Dataset:
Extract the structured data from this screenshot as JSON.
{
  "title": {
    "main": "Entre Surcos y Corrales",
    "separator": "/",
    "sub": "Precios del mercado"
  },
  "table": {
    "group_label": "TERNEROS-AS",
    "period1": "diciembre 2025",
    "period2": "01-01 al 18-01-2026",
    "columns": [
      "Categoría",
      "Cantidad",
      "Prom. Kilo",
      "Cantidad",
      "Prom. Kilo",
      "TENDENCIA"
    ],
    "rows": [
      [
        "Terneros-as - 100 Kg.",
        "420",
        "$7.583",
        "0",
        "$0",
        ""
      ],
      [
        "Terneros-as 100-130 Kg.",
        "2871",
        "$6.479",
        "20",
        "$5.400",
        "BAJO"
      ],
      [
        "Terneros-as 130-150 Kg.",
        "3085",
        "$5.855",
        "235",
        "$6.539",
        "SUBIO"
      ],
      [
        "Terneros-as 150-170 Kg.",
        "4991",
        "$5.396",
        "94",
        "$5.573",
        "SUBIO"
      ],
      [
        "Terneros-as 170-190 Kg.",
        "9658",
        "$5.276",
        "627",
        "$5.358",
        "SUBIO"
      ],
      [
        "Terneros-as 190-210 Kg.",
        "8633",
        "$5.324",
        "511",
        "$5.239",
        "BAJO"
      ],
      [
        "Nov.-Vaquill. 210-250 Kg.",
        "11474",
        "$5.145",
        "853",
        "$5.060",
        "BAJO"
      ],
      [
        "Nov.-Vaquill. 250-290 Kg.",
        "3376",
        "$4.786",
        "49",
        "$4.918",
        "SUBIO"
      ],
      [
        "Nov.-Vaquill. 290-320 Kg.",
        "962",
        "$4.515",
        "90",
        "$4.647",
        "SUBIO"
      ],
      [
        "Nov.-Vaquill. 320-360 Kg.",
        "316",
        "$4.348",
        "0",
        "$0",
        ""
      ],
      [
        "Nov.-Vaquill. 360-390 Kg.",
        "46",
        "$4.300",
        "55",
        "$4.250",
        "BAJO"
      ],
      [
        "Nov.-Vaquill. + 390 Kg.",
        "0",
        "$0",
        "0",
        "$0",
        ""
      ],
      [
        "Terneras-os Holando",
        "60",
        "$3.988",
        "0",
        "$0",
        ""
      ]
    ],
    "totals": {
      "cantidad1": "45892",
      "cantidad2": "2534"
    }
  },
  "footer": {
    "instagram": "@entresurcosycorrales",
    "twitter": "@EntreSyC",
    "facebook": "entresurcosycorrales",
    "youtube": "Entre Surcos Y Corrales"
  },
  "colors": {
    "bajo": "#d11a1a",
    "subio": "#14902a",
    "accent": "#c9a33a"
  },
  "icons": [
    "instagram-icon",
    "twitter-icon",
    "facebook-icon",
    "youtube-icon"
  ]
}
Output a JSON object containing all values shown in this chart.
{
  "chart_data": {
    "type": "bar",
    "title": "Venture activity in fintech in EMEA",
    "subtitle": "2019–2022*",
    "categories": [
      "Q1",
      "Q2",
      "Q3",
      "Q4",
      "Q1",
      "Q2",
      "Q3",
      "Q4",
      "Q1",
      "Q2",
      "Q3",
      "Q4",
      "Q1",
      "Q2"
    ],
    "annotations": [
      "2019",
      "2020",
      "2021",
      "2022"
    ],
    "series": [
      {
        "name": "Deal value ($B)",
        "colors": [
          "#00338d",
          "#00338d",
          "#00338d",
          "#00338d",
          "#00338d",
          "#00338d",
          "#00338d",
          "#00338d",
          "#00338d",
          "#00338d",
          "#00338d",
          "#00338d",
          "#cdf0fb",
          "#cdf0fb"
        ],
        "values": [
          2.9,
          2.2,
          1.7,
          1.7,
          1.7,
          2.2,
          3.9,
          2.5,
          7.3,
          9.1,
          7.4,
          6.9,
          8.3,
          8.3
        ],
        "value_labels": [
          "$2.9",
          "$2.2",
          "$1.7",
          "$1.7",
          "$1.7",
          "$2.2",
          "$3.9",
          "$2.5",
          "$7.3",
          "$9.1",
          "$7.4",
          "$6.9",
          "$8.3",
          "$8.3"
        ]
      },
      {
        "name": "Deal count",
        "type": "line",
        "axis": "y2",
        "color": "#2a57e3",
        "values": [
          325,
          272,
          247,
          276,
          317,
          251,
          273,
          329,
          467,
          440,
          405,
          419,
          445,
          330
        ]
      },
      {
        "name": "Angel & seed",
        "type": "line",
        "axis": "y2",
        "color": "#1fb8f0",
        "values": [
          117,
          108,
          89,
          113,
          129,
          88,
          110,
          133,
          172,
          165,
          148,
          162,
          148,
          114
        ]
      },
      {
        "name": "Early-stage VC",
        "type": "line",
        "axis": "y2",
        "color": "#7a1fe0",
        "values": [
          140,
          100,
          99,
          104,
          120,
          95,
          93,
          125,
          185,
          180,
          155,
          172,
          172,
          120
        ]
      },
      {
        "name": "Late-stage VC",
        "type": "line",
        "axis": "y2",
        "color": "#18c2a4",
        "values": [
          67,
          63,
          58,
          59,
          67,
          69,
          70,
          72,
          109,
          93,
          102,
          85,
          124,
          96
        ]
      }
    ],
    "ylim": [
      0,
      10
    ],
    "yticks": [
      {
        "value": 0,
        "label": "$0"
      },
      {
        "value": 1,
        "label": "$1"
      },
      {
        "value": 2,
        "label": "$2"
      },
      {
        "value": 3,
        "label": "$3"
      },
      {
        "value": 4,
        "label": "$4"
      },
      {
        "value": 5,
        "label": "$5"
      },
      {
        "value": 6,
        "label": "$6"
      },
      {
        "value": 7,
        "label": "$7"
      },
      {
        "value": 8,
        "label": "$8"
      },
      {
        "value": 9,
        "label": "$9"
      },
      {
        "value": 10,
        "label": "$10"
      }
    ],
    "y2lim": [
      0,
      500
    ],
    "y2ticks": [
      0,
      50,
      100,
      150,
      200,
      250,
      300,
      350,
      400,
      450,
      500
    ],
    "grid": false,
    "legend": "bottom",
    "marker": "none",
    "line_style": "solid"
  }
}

Instructions for the task:
Reproduce each entry from the records above, character for character.

Task result:
Extract the structured data from this screenshot as JSON.
{
  "title": {
    "main": "Entre Surcos y Corrales",
    "separator": "/",
    "sub": "Precios del mercado"
  },
  "table": {
    "group_label": "TERNEROS-AS",
    "period1": "diciembre 2025",
    "period2": "01-01 al 18-01-2026",
    "columns": [
      "Categoría",
      "Cantidad",
      "Prom. Kilo",
      "Cantidad",
      "Prom. Kilo",
      "TENDENCIA"
    ],
    "rows": [
      [
        "Terneros-as - 100 Kg.",
        "420",
        "$7.583",
        "0",
        "$0",
        ""
      ],
      [
        "Terneros-as 100-130 Kg.",
        "2871",
        "$6.479",
        "20",
        "$5.400",
        "BAJO"
      ],
      [
        "Terneros-as 130-150 Kg.",
        "3085",
        "$5.855",
        "235",
        "$6.539",
        "SUBIO"
      ],
      [
        "Terneros-as 150-170 Kg.",
        "4991",
        "$5.396",
        "94",
        "$5.573",
        "SUBIO"
      ],
      [
        "Terneros-as 170-190 Kg.",
        "9658",
        "$5.276",
        "627",
        "$5.358",
        "SUBIO"
      ],
      [
        "Terneros-as 190-210 Kg.",
        "8633",
        "$5.324",
        "511",
        "$5.239",
        "BAJO"
      ],
      [
        "Nov.-Vaquill. 210-250 Kg.",
        "11474",
        "$5.145",
        "853",
        "$5.060",
        "BAJO"
      ],
      [
        "Nov.-Vaquill. 250-290 Kg.",
        "3376",
        "$4.786",
        "49",
        "$4.918",
        "SUBIO"
      ],
      [
        "Nov.-Vaquill. 290-320 Kg.",
        "962",
        "$4.515",
        "90",
        "$4.647",
        "SUBIO"
      ],
      [
        "Nov.-Vaquill. 320-360 Kg.",
        "316",
        "$4.348",
        "0",
        "$0",
        ""
      ],
      [
        "Nov.-Vaquill. 360-390 Kg.",
        "46",
        "$4.300",
        "55",
        "$4.250",
        "BAJO"
      ],
      [
        "Nov.-Vaquill. + 390 Kg.",
        "0",
        "$0",
        "0",
        "$0",
        ""
      ],
      [
        "Terneras-os Holando",
        "60",
        "$3.988",
        "0",
        "$0",
        ""
      ]
    ],
    "totals": {
      "cantidad1": "45892",
      "cantidad2": "2534"
    }
  },
  "footer": {
    "instagram": "@entresurcosycorrales",
    "twitter": "@EntreSyC",
    "facebook": "entresurcosycorrales",
    "youtube": "Entre Surcos Y Corrales"
  },
  "colors": {
    "bajo": "#d11a1a",
    "subio": "#14902a",
    "accent": "#c9a33a"
  },
  "icons": [
    "instagram-icon",
    "twitter-icon",
    "facebook-icon",
    "youtube-icon"
  ]
}
Output a JSON object containing all values shown in this chart.
{
  "chart_data": {
    "type": "bar",
    "title": "Venture activity in fintech in EMEA",
    "subtitle": "2019–2022*",
    "categories": [
      "Q1",
      "Q2",
      "Q3",
      "Q4",
      "Q1",
      "Q2",
      "Q3",
      "Q4",
      "Q1",
      "Q2",
      "Q3",
      "Q4",
      "Q1",
      "Q2"
    ],
    "annotations": [
      "2019",
      "2020",
      "2021",
      "2022"
    ],
    "series": [
      {
        "name": "Deal value ($B)",
        "colors": [
          "#00338d",
          "#00338d",
          "#00338d",
          "#00338d",
          "#00338d",
          "#00338d",
          "#00338d",
          "#00338d",
          "#00338d",
          "#00338d",
          "#00338d",
          "#00338d",
          "#cdf0fb",
          "#cdf0fb"
        ],
        "values": [
          2.9,
          2.2,
          1.7,
          1.7,
          1.7,
          2.2,
          3.9,
          2.5,
          7.3,
          9.1,
          7.4,
          6.9,
          8.3,
          8.3
        ],
        "value_labels": [
          "$2.9",
          "$2.2",
          "$1.7",
          "$1.7",
          "$1.7",
          "$2.2",
          "$3.9",
          "$2.5",
          "$7.3",
          "$9.1",
          "$7.4",
          "$6.9",
          "$8.3",
          "$8.3"
        ]
      },
      {
        "name": "Deal count",
        "type": "line",
        "axis": "y2",
        "color": "#2a57e3",
        "values": [
          325,
          272,
          247,
          276,
          317,
          251,
          273,
          329,
          467,
          440,
          405,
          419,
          445,
          330
        ]
      },
      {
        "name": "Angel & seed",
        "type": "line",
        "axis": "y2",
        "color": "#1fb8f0",
        "values": [
          117,
          108,
          89,
          113,
          129,
          88,
          110,
          133,
          172,
          165,
          148,
          162,
          148,
          114
        ]
      },
      {
        "name": "Early-stage VC",
        "type": "line",
        "axis": "y2",
        "color": "#7a1fe0",
        "values": [
          140,
          100,
          99,
          104,
          120,
          95,
          93,
          125,
          185,
          180,
          155,
          172,
          172,
          120
        ]
      },
      {
        "name": "Late-stage VC",
        "type": "line",
        "axis": "y2",
        "color": "#18c2a4",
        "values": [
          67,
          63,
          58,
          59,
          67,
          69,
          70,
          72,
          109,
          93,
          102,
          85,
          124,
          96
        ]
      }
    ],
    "ylim": [
      0,
      10
    ],
    "yticks": [
      {
        "value": 0,
        "label": "$0"
      },
      {
        "value": 1,
        "label": "$1"
      },
      {
        "value": 2,
        "label": "$2"
      },
      {
        "value": 3,
        "label": "$3"
      },
      {
        "value": 4,
        "label": "$4"
      },
      {
        "value": 5,
        "label": "$5"
      },
      {
        "value": 6,
        "label": "$6"
      },
      {
        "value": 7,
        "label": "$7"
      },
      {
        "value": 8,
        "label": "$8"
      },
      {
        "value": 9,
        "label": "$9"
      },
      {
        "value": 10,
        "label": "$10"
      }
    ],
    "y2lim": [
      0,
      500
    ],
    "y2ticks": [
      0,
      50,
      100,
      150,
      200,
      250,
      300,
      350,
      400,
      450,
      500
    ],
    "grid": false,
    "legend": "bottom",
    "marker": "none",
    "line_style": "solid"
  }
}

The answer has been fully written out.